• [Given passage]:
________________________________________

By Jeff Shearer
AUBURN, Ala. - At Schmid Elementary on Chicago's South Side, the school colors of blue and white now include a third option. Orange, as in Auburn orange.
"When we have Spirit Day, they all wear their Schmid things, they'll also wear their Auburn shirts, and say 'This is now a Schmid shirt,'" says Schmid principal Andrea Black. "They can wear all of their Auburn, all of their orange, to offset that blue and white."
Especially for Schmid's fifth-graders who visited Auburn in September 2015 as third-graders.
"That group, they believe that Auburn colors are now Schmid colors," Black says.
An enduring connection
An unlikely connection -- as a video documenting the relationship between the schools is titled -- now is an enduring one, thanks in part to former Auburn football players Nosa Eguae and Justin Garrett.
"I was just so inspired by a group of kids from the inner city of Chicago to take a liking to a university that means so much to me," says Eguae, a defensive lineman from 2010-13.

________________________________________

[Source data]

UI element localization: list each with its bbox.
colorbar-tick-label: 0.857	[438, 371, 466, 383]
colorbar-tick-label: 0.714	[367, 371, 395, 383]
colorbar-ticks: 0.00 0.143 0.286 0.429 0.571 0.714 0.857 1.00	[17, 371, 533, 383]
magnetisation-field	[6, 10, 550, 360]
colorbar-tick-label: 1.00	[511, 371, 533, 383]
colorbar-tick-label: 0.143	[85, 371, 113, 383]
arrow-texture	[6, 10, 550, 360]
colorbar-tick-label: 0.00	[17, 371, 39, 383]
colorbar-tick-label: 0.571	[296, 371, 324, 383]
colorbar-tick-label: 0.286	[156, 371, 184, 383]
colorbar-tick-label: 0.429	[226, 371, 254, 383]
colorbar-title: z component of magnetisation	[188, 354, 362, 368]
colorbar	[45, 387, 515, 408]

________________________________________

• [Stated task A]: Print the article about Schmid Elementary between "Especially for Schmid's" and "lineman from 2010-13.", inclusive.
• [Stated task B]: In the article about Schmid Elementary, what position did Nosa Eguae play on the Auburn football team?
• [Stated task C]: Using the article about Schmid Elementary, explain what Nosa Eguae says inspired him.

• [Written response A]:
Especially for Schmid's fifth-graders who visited Auburn in September 2015 as third-graders.
"That group, they believe that Auburn colors are now Schmid colors," Black says.
An enduring connection
An unlikely connection -- as a video documenting the relationship between the schools is titled -- now is an enduring one, thanks in part to former Auburn football players Nosa Eguae and Justin Garrett.
"I was just so inspired by a group of kids from the inner city of Chicago to take a liking to a university that means so much to me," says Eguae, a defensive lineman from 2010-13.

• [Written response B]: He was a defensive lineman.

• [Written response C]: Eguae says he was inspired by a group of kids from the inner city of Chicago taking a liking to Auburn, a university that means a great deal to him.